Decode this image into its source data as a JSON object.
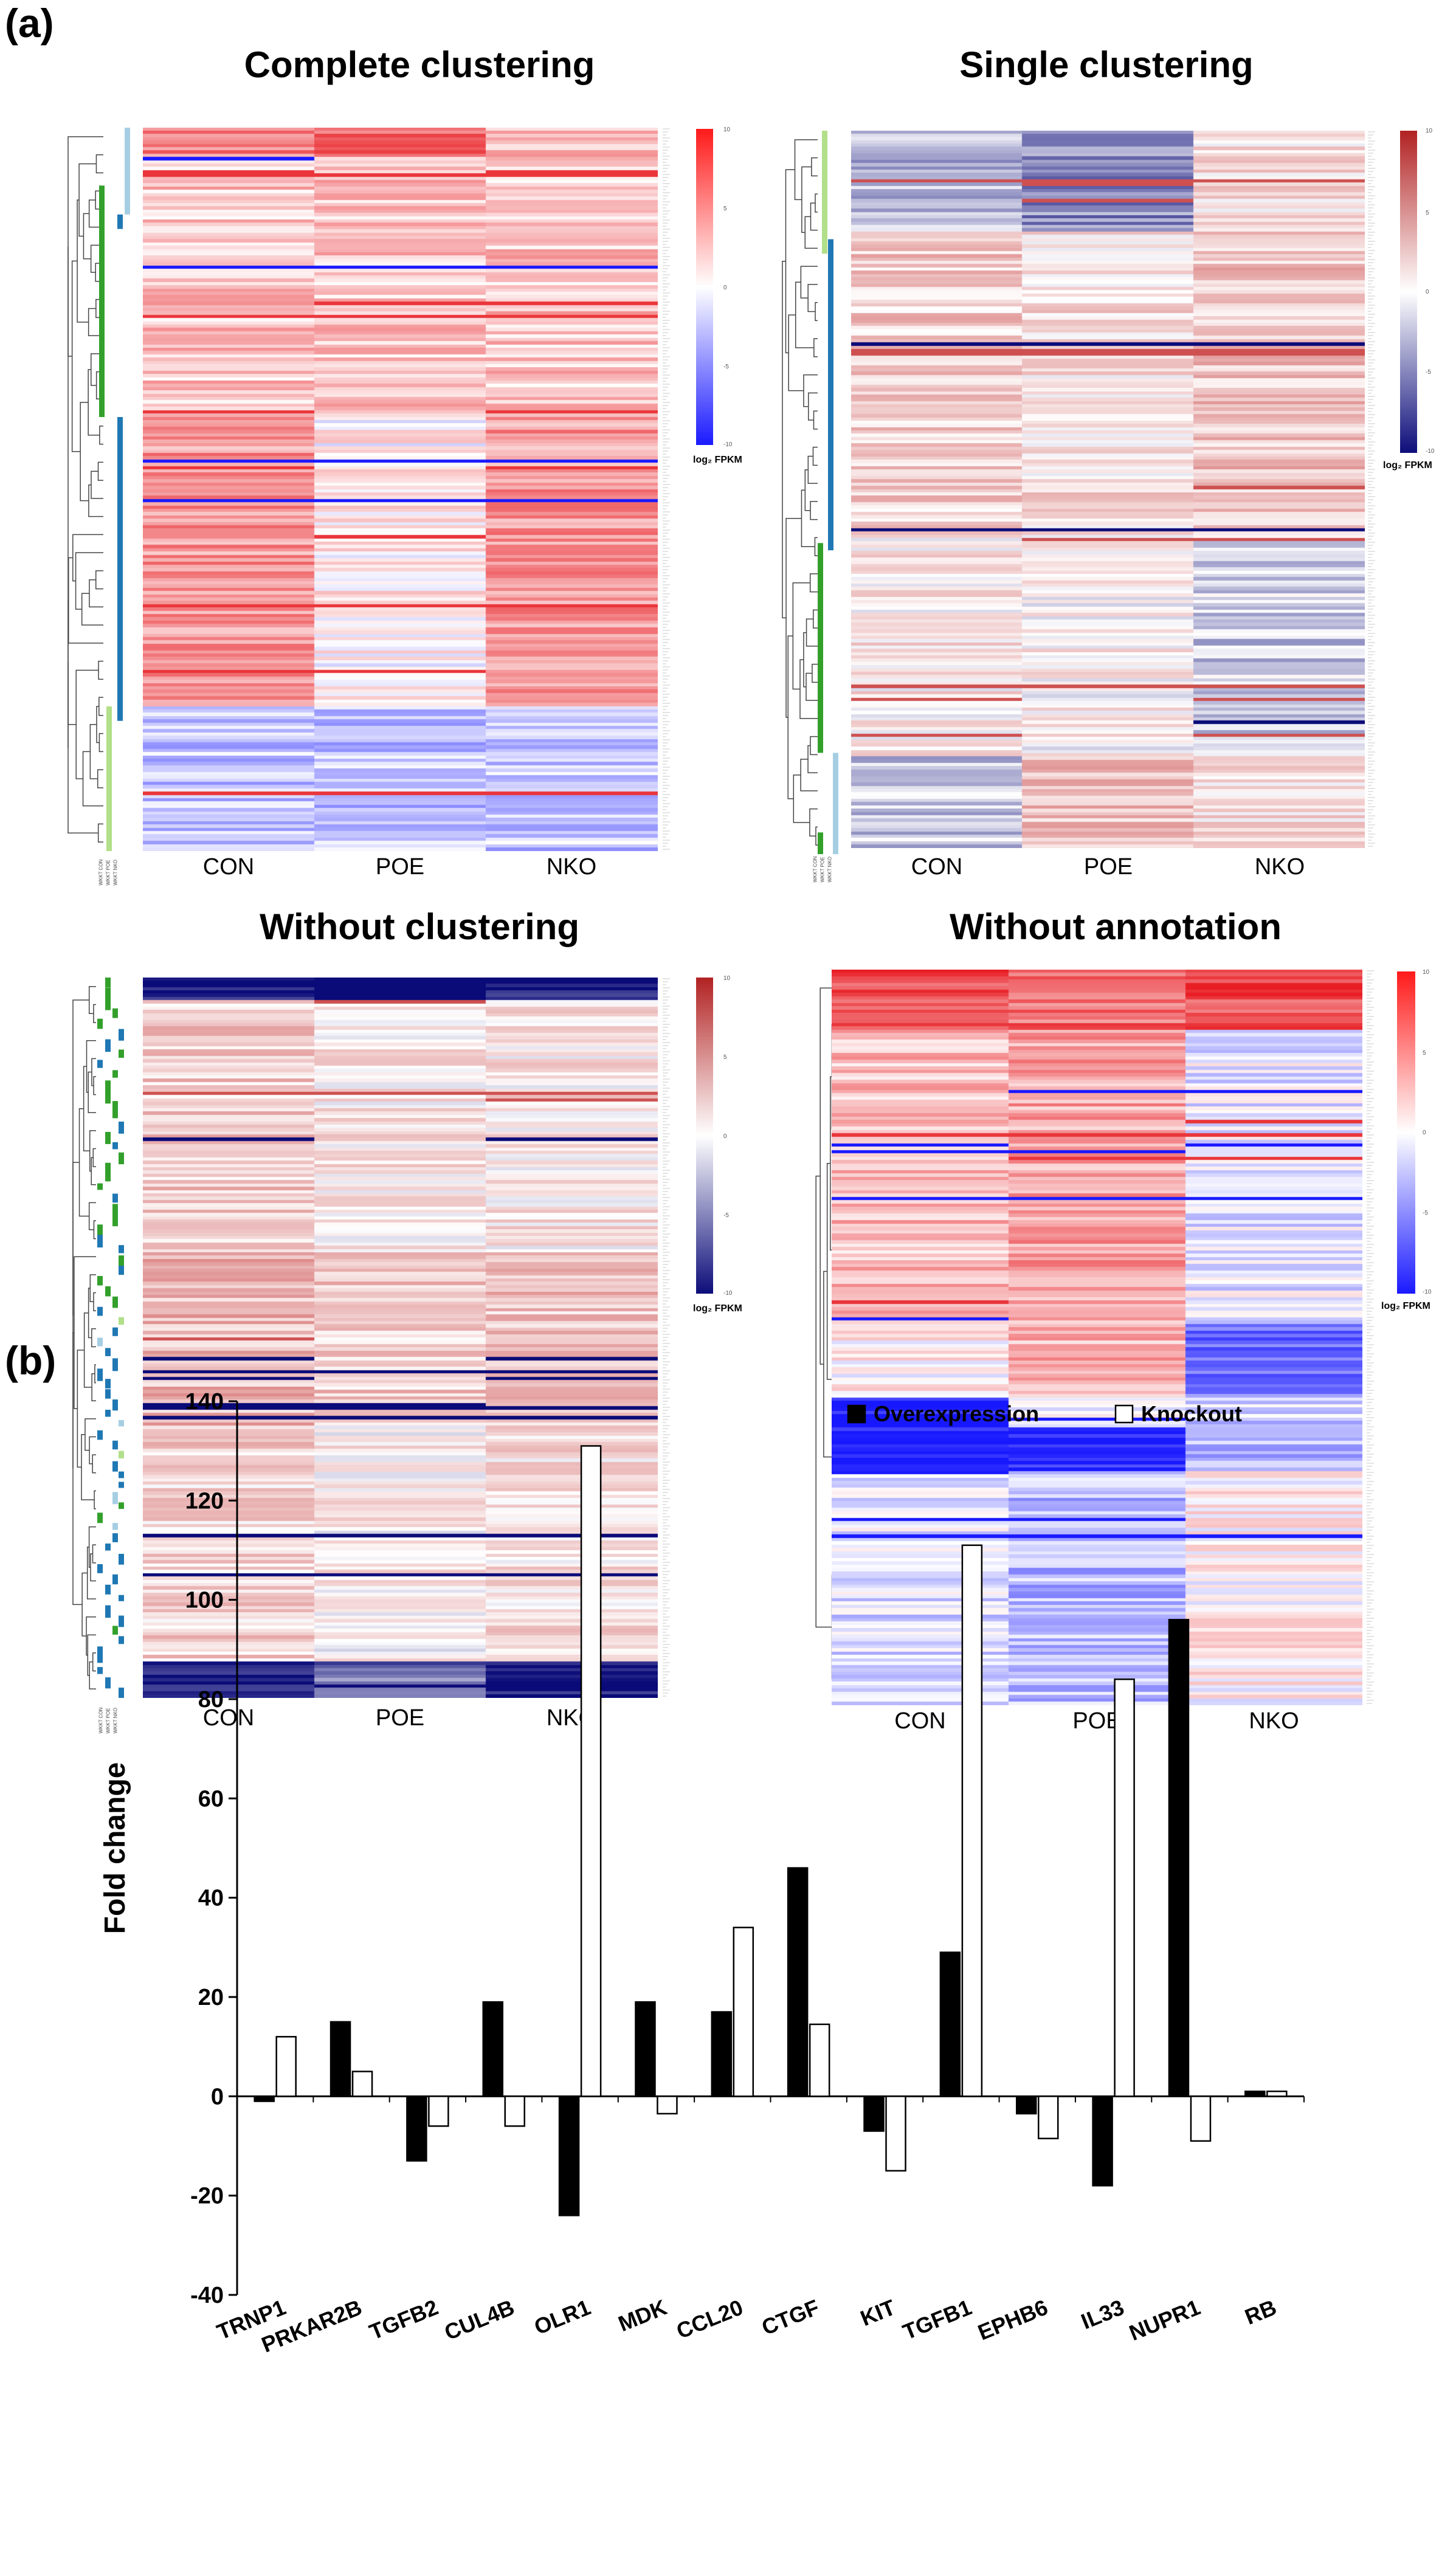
{
  "panel_a_label": "(a)",
  "panel_b_label": "(b)",
  "heatmaps": [
    {
      "title": "Complete clustering",
      "columns": [
        "CON",
        "POE",
        "NKO"
      ],
      "colorbar_unit": "log₂ FPKM",
      "colorbar_ticks": [
        "10",
        "5",
        "0",
        "-5",
        "-10"
      ],
      "palette": "bright",
      "pattern": "complete"
    },
    {
      "title": "Single clustering",
      "columns": [
        "CON",
        "POE",
        "NKO"
      ],
      "colorbar_unit": "log₂ FPKM",
      "colorbar_ticks": [
        "10",
        "5",
        "0",
        "-5",
        "-10"
      ],
      "palette": "dark",
      "pattern": "single"
    },
    {
      "title": "Without clustering",
      "columns": [
        "CON",
        "POE",
        "NKO"
      ],
      "colorbar_unit": "log₂ FPKM",
      "colorbar_ticks": [
        "10",
        "5",
        "0",
        "-5",
        "-10"
      ],
      "palette": "dark",
      "pattern": "none"
    },
    {
      "title": "Without annotation",
      "columns": [
        "CON",
        "POE",
        "NKO"
      ],
      "colorbar_unit": "log₂ FPKM",
      "colorbar_ticks": [
        "10",
        "5",
        "0",
        "-5",
        "-10"
      ],
      "palette": "bright",
      "pattern": "noannot"
    }
  ],
  "annotation_labels": [
    "WKKT CON",
    "WKKT POE",
    "WKKT NKO"
  ],
  "colors": {
    "red": "#e8141b",
    "blue": "#1a1aff",
    "navy": "#0d0d7a",
    "annot_light_blue": "#a6cee3",
    "annot_blue": "#1f78b4",
    "annot_green": "#33a02c",
    "annot_light_green": "#b2df8a"
  },
  "chart_data": {
    "type": "bar",
    "categories": [
      "TRNP1",
      "PRKAR2B",
      "TGFB2",
      "CUL4B",
      "OLR1",
      "MDK",
      "CCL20",
      "CTGF",
      "KIT",
      "TGFB1",
      "EPHB6",
      "IL33",
      "NUPR1",
      "RB"
    ],
    "series": [
      {
        "name": "Overexpression",
        "values": [
          -1,
          15,
          -13,
          19,
          -24,
          19,
          17,
          46,
          -7,
          29,
          -3.5,
          -18,
          96,
          1
        ],
        "color": "#000000"
      },
      {
        "name": "Knockout",
        "values": [
          12,
          5,
          -6,
          -6,
          131,
          -3.5,
          34,
          14.5,
          -15,
          111,
          -8.5,
          84,
          -9,
          1
        ],
        "color": "#ffffff"
      }
    ],
    "ylabel": "Fold change",
    "xlabel": "",
    "ylim": [
      -40,
      140
    ],
    "yticks": [
      -40,
      -20,
      0,
      20,
      40,
      60,
      80,
      100,
      120,
      140
    ],
    "legend_position": "top-right",
    "grid": false
  }
}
----
(WORK INSTRUCTIONS) Write the records above out again exactly, with no pictures in your copy.

(OUTPUT OF THE TASK)
Decode this image into its source data as a JSON object.
{
  "panel_a_label": "(a)",
  "panel_b_label": "(b)",
  "heatmaps": [
    {
      "title": "Complete clustering",
      "columns": [
        "CON",
        "POE",
        "NKO"
      ],
      "colorbar_unit": "log₂ FPKM",
      "colorbar_ticks": [
        "10",
        "5",
        "0",
        "-5",
        "-10"
      ],
      "palette": "bright",
      "pattern": "complete"
    },
    {
      "title": "Single clustering",
      "columns": [
        "CON",
        "POE",
        "NKO"
      ],
      "colorbar_unit": "log₂ FPKM",
      "colorbar_ticks": [
        "10",
        "5",
        "0",
        "-5",
        "-10"
      ],
      "palette": "dark",
      "pattern": "single"
    },
    {
      "title": "Without clustering",
      "columns": [
        "CON",
        "POE",
        "NKO"
      ],
      "colorbar_unit": "log₂ FPKM",
      "colorbar_ticks": [
        "10",
        "5",
        "0",
        "-5",
        "-10"
      ],
      "palette": "dark",
      "pattern": "none"
    },
    {
      "title": "Without annotation",
      "columns": [
        "CON",
        "POE",
        "NKO"
      ],
      "colorbar_unit": "log₂ FPKM",
      "colorbar_ticks": [
        "10",
        "5",
        "0",
        "-5",
        "-10"
      ],
      "palette": "bright",
      "pattern": "noannot"
    }
  ],
  "annotation_labels": [
    "WKKT CON",
    "WKKT POE",
    "WKKT NKO"
  ],
  "colors": {
    "red": "#e8141b",
    "blue": "#1a1aff",
    "navy": "#0d0d7a",
    "annot_light_blue": "#a6cee3",
    "annot_blue": "#1f78b4",
    "annot_green": "#33a02c",
    "annot_light_green": "#b2df8a"
  },
  "chart_data": {
    "type": "bar",
    "categories": [
      "TRNP1",
      "PRKAR2B",
      "TGFB2",
      "CUL4B",
      "OLR1",
      "MDK",
      "CCL20",
      "CTGF",
      "KIT",
      "TGFB1",
      "EPHB6",
      "IL33",
      "NUPR1",
      "RB"
    ],
    "series": [
      {
        "name": "Overexpression",
        "values": [
          -1,
          15,
          -13,
          19,
          -24,
          19,
          17,
          46,
          -7,
          29,
          -3.5,
          -18,
          96,
          1
        ],
        "color": "#000000"
      },
      {
        "name": "Knockout",
        "values": [
          12,
          5,
          -6,
          -6,
          131,
          -3.5,
          34,
          14.5,
          -15,
          111,
          -8.5,
          84,
          -9,
          1
        ],
        "color": "#ffffff"
      }
    ],
    "ylabel": "Fold change",
    "xlabel": "",
    "ylim": [
      -40,
      140
    ],
    "yticks": [
      -40,
      -20,
      0,
      20,
      40,
      60,
      80,
      100,
      120,
      140
    ],
    "legend_position": "top-right",
    "grid": false
  }
}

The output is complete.